(Dataset records)
## BEGIN
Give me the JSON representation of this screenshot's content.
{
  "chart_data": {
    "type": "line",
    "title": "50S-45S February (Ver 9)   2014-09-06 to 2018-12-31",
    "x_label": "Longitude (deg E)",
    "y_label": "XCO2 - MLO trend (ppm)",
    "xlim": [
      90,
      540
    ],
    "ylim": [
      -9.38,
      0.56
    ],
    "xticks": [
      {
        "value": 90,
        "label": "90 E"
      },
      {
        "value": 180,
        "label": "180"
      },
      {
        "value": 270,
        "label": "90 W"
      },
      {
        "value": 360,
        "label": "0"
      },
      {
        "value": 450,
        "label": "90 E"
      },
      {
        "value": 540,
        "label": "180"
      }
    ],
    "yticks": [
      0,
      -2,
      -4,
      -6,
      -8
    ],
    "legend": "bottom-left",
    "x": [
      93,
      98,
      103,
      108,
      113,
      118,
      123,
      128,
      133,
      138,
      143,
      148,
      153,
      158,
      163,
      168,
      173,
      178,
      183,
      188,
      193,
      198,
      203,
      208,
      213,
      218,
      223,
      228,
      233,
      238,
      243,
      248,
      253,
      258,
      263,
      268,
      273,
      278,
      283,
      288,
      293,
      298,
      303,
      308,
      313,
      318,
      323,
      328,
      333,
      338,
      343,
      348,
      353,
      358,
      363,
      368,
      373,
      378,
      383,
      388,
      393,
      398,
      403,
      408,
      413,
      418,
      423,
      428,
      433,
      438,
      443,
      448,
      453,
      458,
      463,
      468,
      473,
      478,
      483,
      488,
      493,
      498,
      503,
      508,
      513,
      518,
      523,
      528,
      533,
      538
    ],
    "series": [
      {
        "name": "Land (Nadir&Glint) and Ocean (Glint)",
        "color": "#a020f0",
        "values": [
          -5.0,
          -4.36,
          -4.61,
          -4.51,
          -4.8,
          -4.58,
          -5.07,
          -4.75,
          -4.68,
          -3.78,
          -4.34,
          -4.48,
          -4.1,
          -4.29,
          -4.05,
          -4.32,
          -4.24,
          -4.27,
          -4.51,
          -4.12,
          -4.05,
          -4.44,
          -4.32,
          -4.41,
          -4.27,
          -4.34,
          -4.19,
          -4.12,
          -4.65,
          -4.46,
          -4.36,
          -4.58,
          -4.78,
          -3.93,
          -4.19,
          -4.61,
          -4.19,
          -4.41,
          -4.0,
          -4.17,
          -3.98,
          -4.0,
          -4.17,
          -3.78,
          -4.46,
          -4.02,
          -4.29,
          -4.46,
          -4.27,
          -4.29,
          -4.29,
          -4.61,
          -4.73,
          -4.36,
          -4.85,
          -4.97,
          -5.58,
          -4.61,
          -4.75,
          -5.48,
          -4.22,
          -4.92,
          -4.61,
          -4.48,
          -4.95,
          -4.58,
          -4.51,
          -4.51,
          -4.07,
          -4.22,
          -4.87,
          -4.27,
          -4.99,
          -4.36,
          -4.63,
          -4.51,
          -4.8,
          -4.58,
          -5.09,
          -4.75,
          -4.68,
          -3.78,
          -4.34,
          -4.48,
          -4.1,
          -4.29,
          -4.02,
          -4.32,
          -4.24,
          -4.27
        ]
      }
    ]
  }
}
## END
Exercise objective:
Output each entry precisely as given.

Answer for the task:
Give me the JSON representation of this screenshot's content.
{
  "chart_data": {
    "type": "line",
    "title": "50S-45S February (Ver 9)   2014-09-06 to 2018-12-31",
    "x_label": "Longitude (deg E)",
    "y_label": "XCO2 - MLO trend (ppm)",
    "xlim": [
      90,
      540
    ],
    "ylim": [
      -9.38,
      0.56
    ],
    "xticks": [
      {
        "value": 90,
        "label": "90 E"
      },
      {
        "value": 180,
        "label": "180"
      },
      {
        "value": 270,
        "label": "90 W"
      },
      {
        "value": 360,
        "label": "0"
      },
      {
        "value": 450,
        "label": "90 E"
      },
      {
        "value": 540,
        "label": "180"
      }
    ],
    "yticks": [
      0,
      -2,
      -4,
      -6,
      -8
    ],
    "legend": "bottom-left",
    "x": [
      93,
      98,
      103,
      108,
      113,
      118,
      123,
      128,
      133,
      138,
      143,
      148,
      153,
      158,
      163,
      168,
      173,
      178,
      183,
      188,
      193,
      198,
      203,
      208,
      213,
      218,
      223,
      228,
      233,
      238,
      243,
      248,
      253,
      258,
      263,
      268,
      273,
      278,
      283,
      288,
      293,
      298,
      303,
      308,
      313,
      318,
      323,
      328,
      333,
      338,
      343,
      348,
      353,
      358,
      363,
      368,
      373,
      378,
      383,
      388,
      393,
      398,
      403,
      408,
      413,
      418,
      423,
      428,
      433,
      438,
      443,
      448,
      453,
      458,
      463,
      468,
      473,
      478,
      483,
      488,
      493,
      498,
      503,
      508,
      513,
      518,
      523,
      528,
      533,
      538
    ],
    "series": [
      {
        "name": "Land (Nadir&Glint) and Ocean (Glint)",
        "color": "#a020f0",
        "values": [
          -5.0,
          -4.36,
          -4.61,
          -4.51,
          -4.8,
          -4.58,
          -5.07,
          -4.75,
          -4.68,
          -3.78,
          -4.34,
          -4.48,
          -4.1,
          -4.29,
          -4.05,
          -4.32,
          -4.24,
          -4.27,
          -4.51,
          -4.12,
          -4.05,
          -4.44,
          -4.32,
          -4.41,
          -4.27,
          -4.34,
          -4.19,
          -4.12,
          -4.65,
          -4.46,
          -4.36,
          -4.58,
          -4.78,
          -3.93,
          -4.19,
          -4.61,
          -4.19,
          -4.41,
          -4.0,
          -4.17,
          -3.98,
          -4.0,
          -4.17,
          -3.78,
          -4.46,
          -4.02,
          -4.29,
          -4.46,
          -4.27,
          -4.29,
          -4.29,
          -4.61,
          -4.73,
          -4.36,
          -4.85,
          -4.97,
          -5.58,
          -4.61,
          -4.75,
          -5.48,
          -4.22,
          -4.92,
          -4.61,
          -4.48,
          -4.95,
          -4.58,
          -4.51,
          -4.51,
          -4.07,
          -4.22,
          -4.87,
          -4.27,
          -4.99,
          -4.36,
          -4.63,
          -4.51,
          -4.8,
          -4.58,
          -5.09,
          -4.75,
          -4.68,
          -3.78,
          -4.34,
          -4.48,
          -4.1,
          -4.29,
          -4.02,
          -4.32,
          -4.24,
          -4.27
        ]
      }
    ]
  }
}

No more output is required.